> _GIVEN PROBLEM_
Each line of the listing that contains the word "products" is to be copied.
-.-.-
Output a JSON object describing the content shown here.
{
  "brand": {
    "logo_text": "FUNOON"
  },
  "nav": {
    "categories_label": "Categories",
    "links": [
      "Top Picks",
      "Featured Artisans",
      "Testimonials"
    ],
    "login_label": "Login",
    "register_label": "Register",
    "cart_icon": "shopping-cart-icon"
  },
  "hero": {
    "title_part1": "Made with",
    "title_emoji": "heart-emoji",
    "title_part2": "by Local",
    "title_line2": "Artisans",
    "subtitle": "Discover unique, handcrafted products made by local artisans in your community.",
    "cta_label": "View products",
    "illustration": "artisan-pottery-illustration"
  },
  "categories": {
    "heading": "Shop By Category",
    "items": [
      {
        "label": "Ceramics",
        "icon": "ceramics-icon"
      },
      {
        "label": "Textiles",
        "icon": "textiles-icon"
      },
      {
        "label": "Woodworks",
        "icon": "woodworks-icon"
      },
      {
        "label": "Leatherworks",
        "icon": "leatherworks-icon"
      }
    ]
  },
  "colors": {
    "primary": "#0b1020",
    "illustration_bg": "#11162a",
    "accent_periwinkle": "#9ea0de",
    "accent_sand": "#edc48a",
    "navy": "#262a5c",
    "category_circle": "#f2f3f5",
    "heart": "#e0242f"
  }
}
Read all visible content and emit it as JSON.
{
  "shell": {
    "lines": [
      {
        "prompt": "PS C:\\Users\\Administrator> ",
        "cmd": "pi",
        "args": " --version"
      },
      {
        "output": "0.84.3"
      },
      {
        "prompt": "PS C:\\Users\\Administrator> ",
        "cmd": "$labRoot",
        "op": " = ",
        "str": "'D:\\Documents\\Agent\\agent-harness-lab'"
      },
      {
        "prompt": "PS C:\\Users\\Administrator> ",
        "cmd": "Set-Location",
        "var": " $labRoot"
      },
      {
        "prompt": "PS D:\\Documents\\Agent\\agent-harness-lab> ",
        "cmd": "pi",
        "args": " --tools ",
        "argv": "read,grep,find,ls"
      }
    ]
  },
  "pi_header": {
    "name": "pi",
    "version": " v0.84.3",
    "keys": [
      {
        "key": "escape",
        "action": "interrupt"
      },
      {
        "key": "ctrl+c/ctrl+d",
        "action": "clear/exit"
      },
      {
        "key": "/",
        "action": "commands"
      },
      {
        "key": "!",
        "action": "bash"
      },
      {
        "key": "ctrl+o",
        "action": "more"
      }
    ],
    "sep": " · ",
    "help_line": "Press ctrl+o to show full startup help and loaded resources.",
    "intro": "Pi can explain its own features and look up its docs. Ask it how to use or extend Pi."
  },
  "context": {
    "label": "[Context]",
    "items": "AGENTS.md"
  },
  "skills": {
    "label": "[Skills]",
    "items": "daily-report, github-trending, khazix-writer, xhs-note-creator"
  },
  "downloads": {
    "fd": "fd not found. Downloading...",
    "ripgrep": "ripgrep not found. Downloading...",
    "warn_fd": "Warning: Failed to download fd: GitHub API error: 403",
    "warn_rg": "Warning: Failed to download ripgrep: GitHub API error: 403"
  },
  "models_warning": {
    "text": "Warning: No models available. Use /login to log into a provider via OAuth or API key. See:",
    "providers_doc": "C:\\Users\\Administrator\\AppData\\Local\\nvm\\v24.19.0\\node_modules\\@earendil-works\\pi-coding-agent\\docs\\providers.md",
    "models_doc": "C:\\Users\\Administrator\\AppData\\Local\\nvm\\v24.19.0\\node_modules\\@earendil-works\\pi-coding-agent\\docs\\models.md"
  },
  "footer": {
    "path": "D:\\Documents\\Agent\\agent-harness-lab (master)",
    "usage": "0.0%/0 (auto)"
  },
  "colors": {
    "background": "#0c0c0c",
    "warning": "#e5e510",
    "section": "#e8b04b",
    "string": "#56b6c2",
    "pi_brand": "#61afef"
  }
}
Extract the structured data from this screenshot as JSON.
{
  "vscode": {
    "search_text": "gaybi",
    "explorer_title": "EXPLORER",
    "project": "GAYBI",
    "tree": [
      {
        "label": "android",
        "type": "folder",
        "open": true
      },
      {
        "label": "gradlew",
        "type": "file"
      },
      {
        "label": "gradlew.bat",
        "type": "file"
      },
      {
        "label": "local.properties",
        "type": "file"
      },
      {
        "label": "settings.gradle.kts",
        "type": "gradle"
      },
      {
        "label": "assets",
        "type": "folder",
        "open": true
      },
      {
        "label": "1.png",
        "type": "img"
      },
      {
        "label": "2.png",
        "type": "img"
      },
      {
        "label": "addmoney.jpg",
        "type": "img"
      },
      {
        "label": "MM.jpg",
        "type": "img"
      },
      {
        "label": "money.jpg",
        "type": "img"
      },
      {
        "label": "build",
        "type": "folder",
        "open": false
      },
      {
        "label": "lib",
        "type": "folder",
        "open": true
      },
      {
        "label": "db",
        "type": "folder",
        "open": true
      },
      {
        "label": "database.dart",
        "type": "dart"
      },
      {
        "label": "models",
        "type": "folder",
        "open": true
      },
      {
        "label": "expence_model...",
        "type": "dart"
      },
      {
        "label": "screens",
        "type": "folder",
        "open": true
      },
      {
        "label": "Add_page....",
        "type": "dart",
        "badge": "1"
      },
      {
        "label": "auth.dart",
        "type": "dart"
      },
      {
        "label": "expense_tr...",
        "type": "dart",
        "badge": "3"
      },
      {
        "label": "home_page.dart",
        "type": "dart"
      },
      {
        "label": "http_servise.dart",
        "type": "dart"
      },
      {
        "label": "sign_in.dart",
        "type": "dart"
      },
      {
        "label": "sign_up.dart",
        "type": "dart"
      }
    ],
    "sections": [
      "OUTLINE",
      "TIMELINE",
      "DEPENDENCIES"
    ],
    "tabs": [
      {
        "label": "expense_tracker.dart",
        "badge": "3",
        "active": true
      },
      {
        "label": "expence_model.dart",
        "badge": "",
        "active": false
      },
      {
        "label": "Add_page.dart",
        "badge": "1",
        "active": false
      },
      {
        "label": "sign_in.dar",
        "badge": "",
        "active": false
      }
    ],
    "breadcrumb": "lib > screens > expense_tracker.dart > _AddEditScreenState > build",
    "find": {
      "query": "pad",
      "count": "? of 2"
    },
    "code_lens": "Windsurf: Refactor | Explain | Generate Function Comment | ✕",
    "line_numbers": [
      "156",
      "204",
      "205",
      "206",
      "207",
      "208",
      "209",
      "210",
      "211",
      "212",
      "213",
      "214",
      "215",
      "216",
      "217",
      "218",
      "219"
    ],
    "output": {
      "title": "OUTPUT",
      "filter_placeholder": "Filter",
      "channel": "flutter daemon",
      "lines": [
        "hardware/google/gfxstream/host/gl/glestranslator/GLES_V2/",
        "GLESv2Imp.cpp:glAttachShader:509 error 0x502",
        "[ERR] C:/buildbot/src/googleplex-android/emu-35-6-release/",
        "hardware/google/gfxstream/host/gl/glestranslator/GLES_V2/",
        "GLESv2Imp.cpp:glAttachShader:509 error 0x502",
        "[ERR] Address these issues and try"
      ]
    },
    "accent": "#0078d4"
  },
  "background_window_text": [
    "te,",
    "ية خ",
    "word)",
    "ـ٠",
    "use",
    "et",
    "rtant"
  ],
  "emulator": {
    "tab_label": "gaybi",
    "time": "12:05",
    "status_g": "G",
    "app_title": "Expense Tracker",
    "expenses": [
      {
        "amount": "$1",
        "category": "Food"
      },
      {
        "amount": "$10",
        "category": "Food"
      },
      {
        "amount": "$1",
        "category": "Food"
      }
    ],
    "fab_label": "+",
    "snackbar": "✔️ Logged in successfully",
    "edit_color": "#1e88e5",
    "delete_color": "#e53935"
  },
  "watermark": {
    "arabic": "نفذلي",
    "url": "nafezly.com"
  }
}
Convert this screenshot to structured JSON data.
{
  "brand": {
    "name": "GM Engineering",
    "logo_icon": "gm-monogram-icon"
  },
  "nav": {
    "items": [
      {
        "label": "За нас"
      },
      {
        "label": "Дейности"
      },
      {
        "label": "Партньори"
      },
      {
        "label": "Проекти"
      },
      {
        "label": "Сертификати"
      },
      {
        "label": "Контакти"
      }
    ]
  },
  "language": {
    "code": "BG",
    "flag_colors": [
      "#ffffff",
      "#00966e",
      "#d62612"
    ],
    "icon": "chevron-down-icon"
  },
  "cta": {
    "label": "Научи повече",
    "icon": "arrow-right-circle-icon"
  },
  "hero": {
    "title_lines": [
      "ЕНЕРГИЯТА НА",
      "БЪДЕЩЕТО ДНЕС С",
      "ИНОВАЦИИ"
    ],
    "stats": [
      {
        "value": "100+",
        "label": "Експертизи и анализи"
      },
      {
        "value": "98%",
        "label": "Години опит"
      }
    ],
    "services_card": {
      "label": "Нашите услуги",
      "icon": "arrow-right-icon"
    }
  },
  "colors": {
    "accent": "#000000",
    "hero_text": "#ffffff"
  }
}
-.-.-
> _RESULT OF THE TASK_
    "subtitle": "Discover unique, handcrafted products made by local artisans in your community.",
    "cta_label": "View products",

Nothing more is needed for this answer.